Output the material word for word. Leave each picture out.

:: ENTRIES SHOWN

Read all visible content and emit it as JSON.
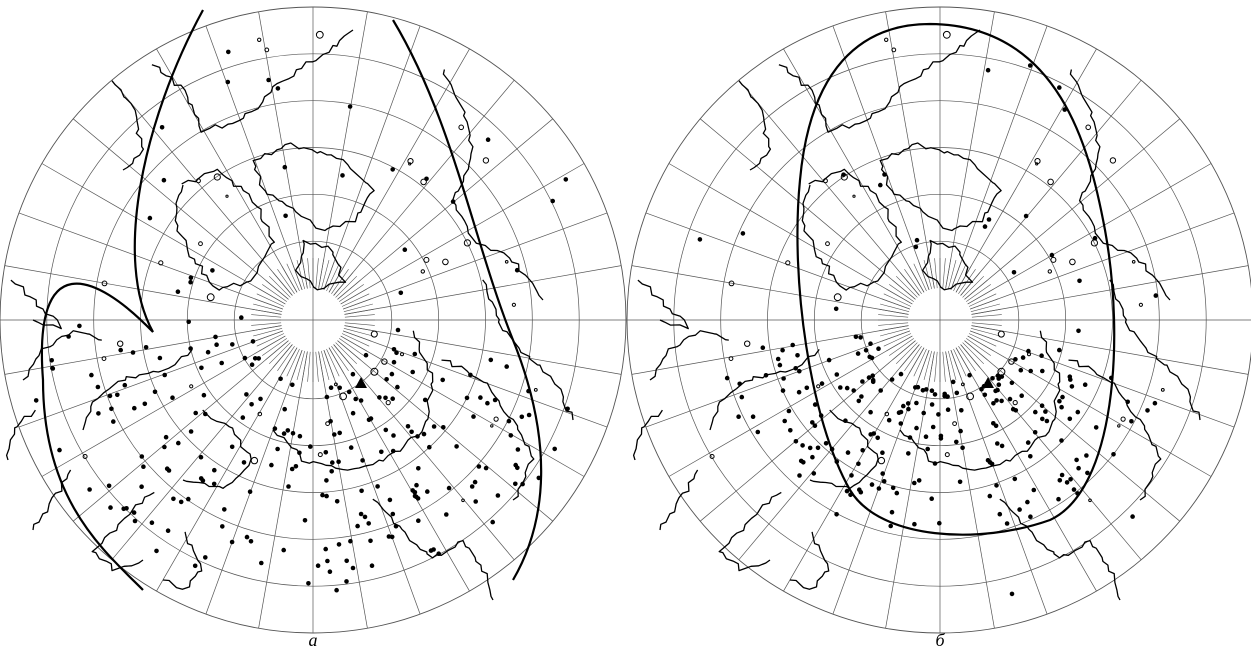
{
  "colors": {
    "background": "#ffffff",
    "grid": "#555555",
    "coast": "#000000",
    "boundary": "#000000",
    "points": "#000000"
  },
  "panels": [
    {
      "id": "a",
      "label": "а",
      "marker": "triangle",
      "boundary": "meridional",
      "stations_sector": "south",
      "station_count": 240
    },
    {
      "id": "b",
      "label": "б",
      "marker": "triangle",
      "boundary": "closed-oval",
      "stations_sector": "south",
      "station_count": 230
    }
  ],
  "graticule": {
    "meridian_count": 36,
    "parallel_rings": 6
  }
}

::::

__THE RESPONSE__
Read all visible content and emit it as JSON.
{
  "colors": {
    "background": "#ffffff",
    "grid": "#555555",
    "coast": "#000000",
    "boundary": "#000000",
    "points": "#000000"
  },
  "panels": [
    {
      "id": "a",
      "label": "а",
      "marker": "triangle",
      "boundary": "meridional",
      "stations_sector": "south",
      "station_count": 240
    },
    {
      "id": "b",
      "label": "б",
      "marker": "triangle",
      "boundary": "closed-oval",
      "stations_sector": "south",
      "station_count": 230
    }
  ],
  "graticule": {
    "meridian_count": 36,
    "parallel_rings": 6
  }
}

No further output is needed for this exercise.